Aim:
Below are the records. List every line holding the word "constant".

--- begin Data supplied ---

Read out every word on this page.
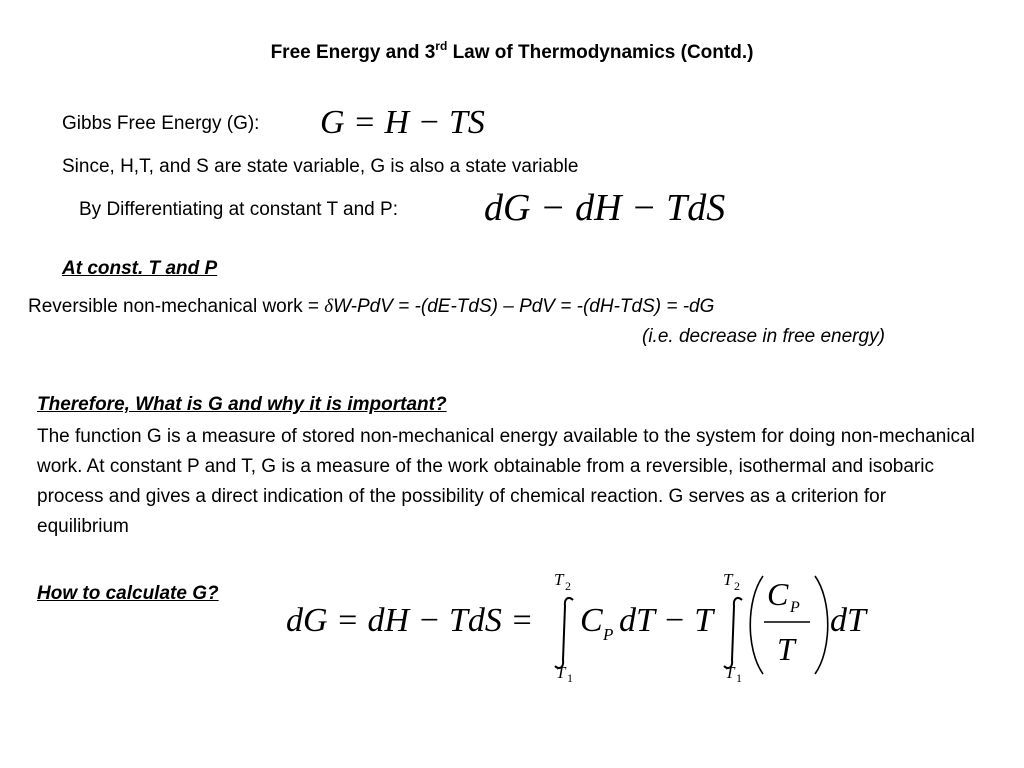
Free Energy and 3rd Law of Thermodynamics (Contd.)
Gibbs Free Energy (G): G = H − TS
Since, H,T, and S are state variable, G is also a state variable
By Differentiating at constant T and P: dG − dH − TdS
At const. T and P
Reversible non-mechanical work = δW-PdV = -(dE-TdS) – PdV = -(dH-TdS) = -dG
(i.e. decrease in free energy)
Therefore, What is G and why it is important?
The function G is a measure of stored non-mechanical energy available to the system for doing non-mechanical work. At constant P and T, G is a measure of the work obtainable from a reversible, isothermal and isobaric process and gives a direct indication of the possibility of chemical reaction. G serves as a criterion for equilibrium
How to calculate G?
dG = dH − TdS =
T 2
T 1
C P dT − T
T 2
T 1
C P
T
dT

--- end Data supplied ---

Final result:
By Differentiating at constant T and P: dG − dH − TdS
The function G is a measure of stored non-mechanical energy available to the system for doing non-mechanical work. At constant P and T, G is a measure of the work obtainable from a reversible, isothermal and isobaric process and gives a direct indication of the possibility of chemical reaction. G serves as a criterion for equilibrium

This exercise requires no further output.